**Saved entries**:

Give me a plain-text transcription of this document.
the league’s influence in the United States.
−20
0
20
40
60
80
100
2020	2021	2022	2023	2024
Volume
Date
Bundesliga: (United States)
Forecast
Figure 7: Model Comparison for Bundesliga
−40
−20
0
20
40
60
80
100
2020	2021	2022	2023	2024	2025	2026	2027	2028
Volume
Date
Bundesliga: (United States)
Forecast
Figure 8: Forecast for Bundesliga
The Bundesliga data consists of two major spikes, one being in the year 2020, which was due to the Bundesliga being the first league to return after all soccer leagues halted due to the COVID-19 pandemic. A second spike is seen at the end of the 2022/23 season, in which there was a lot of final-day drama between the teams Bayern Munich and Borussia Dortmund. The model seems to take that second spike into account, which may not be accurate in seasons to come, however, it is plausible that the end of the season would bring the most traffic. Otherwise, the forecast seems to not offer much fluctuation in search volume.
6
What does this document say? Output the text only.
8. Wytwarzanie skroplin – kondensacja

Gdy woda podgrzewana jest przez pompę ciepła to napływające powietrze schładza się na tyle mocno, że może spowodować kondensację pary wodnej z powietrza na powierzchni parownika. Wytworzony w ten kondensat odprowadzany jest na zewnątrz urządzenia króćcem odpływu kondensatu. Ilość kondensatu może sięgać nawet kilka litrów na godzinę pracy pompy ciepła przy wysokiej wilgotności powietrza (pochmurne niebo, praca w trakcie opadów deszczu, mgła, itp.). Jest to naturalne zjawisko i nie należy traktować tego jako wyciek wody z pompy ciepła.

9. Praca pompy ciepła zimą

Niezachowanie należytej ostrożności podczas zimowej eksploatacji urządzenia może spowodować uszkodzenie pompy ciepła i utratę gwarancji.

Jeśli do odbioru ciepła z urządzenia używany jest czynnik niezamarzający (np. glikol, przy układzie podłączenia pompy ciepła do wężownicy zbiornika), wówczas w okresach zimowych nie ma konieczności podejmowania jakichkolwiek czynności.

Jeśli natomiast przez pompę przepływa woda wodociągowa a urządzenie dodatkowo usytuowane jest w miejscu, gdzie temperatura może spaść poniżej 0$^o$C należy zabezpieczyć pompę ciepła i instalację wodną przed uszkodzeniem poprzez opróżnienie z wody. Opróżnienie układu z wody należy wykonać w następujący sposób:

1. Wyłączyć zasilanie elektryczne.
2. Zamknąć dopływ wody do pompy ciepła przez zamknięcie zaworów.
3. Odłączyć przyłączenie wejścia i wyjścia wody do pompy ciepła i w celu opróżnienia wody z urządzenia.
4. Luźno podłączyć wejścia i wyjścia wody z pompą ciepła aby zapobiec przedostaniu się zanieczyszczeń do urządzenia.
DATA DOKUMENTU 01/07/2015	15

**Given instruction**:
Every entry above needs to be quoted exactly.

**The output**:
Give me a plain-text transcription of this document.
the league’s influence in the United States.
−20
0
20
40
60
80
100
2020	2021	2022	2023	2024
Volume
Date
Bundesliga: (United States)
Forecast
Figure 7: Model Comparison for Bundesliga
−40
−20
0
20
40
60
80
100
2020	2021	2022	2023	2024	2025	2026	2027	2028
Volume
Date
Bundesliga: (United States)
Forecast
Figure 8: Forecast for Bundesliga
The Bundesliga data consists of two major spikes, one being in the year 2020, which was due to the Bundesliga being the first league to return after all soccer leagues halted due to the COVID-19 pandemic. A second spike is seen at the end of the 2022/23 season, in which there was a lot of final-day drama between the teams Bayern Munich and Borussia Dortmund. The model seems to take that second spike into account, which may not be accurate in seasons to come, however, it is plausible that the end of the season would bring the most traffic. Otherwise, the forecast seems to not offer much fluctuation in search volume.
6
What does this document say? Output the text only.
8. Wytwarzanie skroplin – kondensacja

Gdy woda podgrzewana jest przez pompę ciepła to napływające powietrze schładza się na tyle mocno, że może spowodować kondensację pary wodnej z powietrza na powierzchni parownika. Wytworzony w ten kondensat odprowadzany jest na zewnątrz urządzenia króćcem odpływu kondensatu. Ilość kondensatu może sięgać nawet kilka litrów na godzinę pracy pompy ciepła przy wysokiej wilgotności powietrza (pochmurne niebo, praca w trakcie opadów deszczu, mgła, itp.). Jest to naturalne zjawisko i nie należy traktować tego jako wyciek wody z pompy ciepła.

9. Praca pompy ciepła zimą

Niezachowanie należytej ostrożności podczas zimowej eksploatacji urządzenia może spowodować uszkodzenie pompy ciepła i utratę gwarancji.

Jeśli do odbioru ciepła z urządzenia używany jest czynnik niezamarzający (np. glikol, przy układzie podłączenia pompy ciepła do wężownicy zbiornika), wówczas w okresach zimowych nie ma konieczności podejmowania jakichkolwiek czynności.

Jeśli natomiast przez pompę przepływa woda wodociągowa a urządzenie dodatkowo usytuowane jest w miejscu, gdzie temperatura może spaść poniżej 0$^o$C należy zabezpieczyć pompę ciepła i instalację wodną przed uszkodzeniem poprzez opróżnienie z wody. Opróżnienie układu z wody należy wykonać w następujący sposób:

1. Wyłączyć zasilanie elektryczne.
2. Zamknąć dopływ wody do pompy ciepła przez zamknięcie zaworów.
3. Odłączyć przyłączenie wejścia i wyjścia wody do pompy ciepła i w celu opróżnienia wody z urządzenia.
4. Luźno podłączyć wejścia i wyjścia wody z pompą ciepła aby zapobiec przedostaniu się zanieczyszczeń do urządzenia.
DATA DOKUMENTU 01/07/2015	15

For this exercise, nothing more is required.